_Input_:
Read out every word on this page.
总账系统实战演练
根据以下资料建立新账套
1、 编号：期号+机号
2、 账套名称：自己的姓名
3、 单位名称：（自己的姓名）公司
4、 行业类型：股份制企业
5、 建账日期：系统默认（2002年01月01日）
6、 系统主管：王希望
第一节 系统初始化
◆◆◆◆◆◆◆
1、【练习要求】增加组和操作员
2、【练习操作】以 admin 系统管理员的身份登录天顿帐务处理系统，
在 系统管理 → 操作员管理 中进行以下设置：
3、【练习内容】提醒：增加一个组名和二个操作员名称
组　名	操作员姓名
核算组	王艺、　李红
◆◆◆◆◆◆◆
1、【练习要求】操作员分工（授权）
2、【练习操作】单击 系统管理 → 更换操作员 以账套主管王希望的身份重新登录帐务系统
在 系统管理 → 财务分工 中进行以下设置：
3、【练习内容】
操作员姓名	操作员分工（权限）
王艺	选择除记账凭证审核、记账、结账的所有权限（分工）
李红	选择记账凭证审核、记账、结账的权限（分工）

==

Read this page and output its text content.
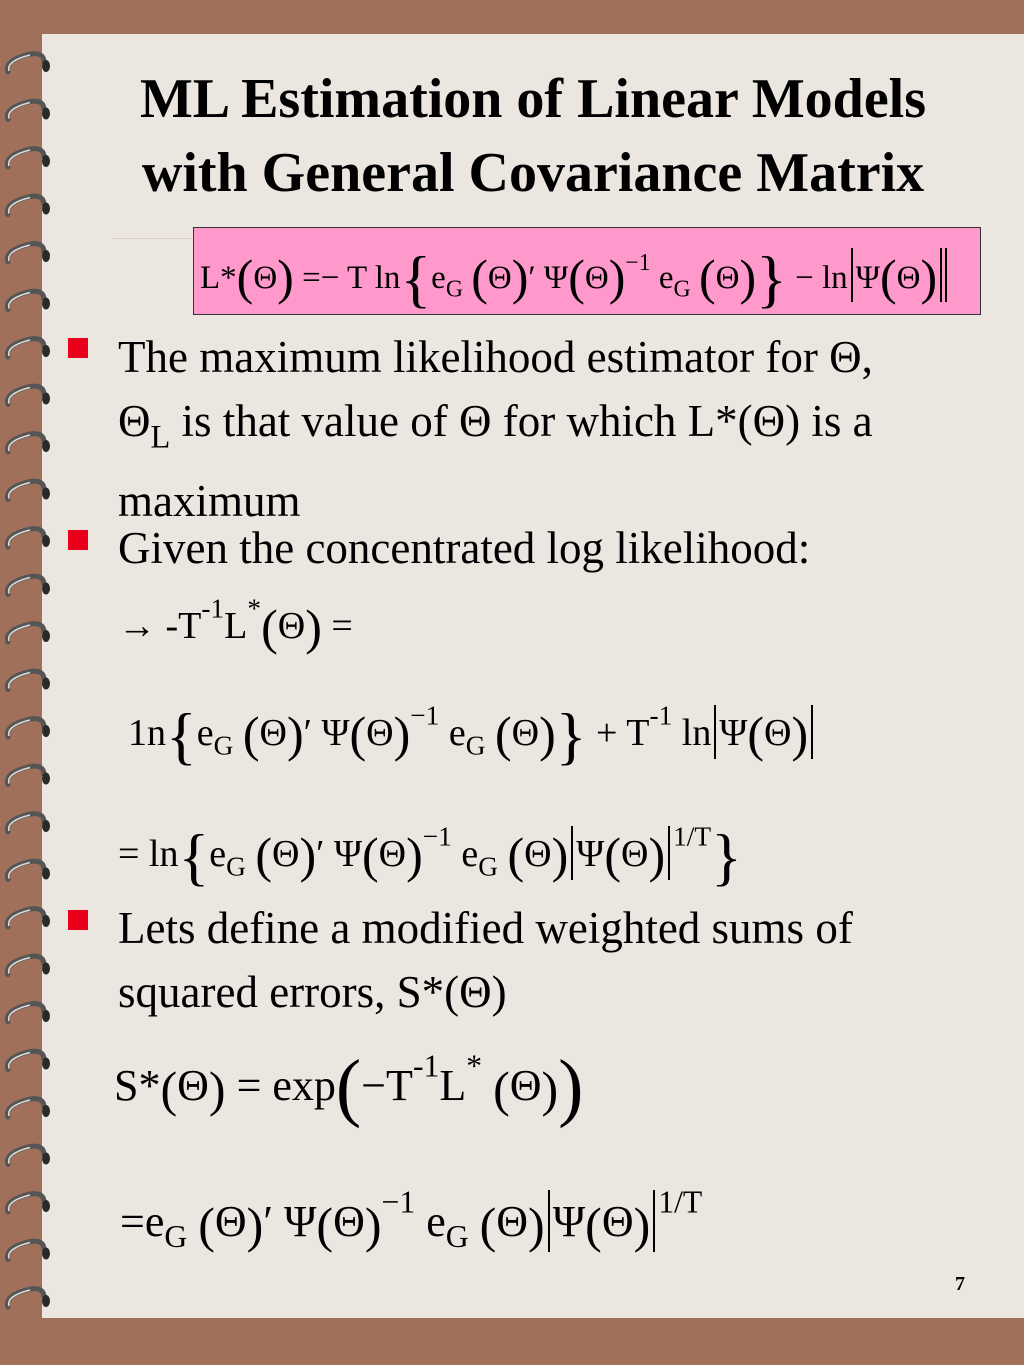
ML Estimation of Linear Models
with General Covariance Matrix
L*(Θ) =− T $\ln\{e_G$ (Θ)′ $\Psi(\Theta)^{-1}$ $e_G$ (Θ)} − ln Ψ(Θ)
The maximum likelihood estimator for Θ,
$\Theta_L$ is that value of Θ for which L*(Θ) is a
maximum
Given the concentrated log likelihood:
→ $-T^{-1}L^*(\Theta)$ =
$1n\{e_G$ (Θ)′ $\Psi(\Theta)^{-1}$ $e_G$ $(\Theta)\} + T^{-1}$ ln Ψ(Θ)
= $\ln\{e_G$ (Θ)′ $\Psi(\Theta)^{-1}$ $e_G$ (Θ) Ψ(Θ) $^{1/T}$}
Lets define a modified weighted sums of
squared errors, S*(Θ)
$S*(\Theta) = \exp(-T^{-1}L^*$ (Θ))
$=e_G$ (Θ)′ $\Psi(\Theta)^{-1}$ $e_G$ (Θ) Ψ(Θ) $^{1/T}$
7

_Written exercise_:
Show all lines from the records above where the word "中进行以下设置" occurs.

_Written answer_:
在 系统管理 → 操作员管理 中进行以下设置：
在 系统管理 → 财务分工 中进行以下设置：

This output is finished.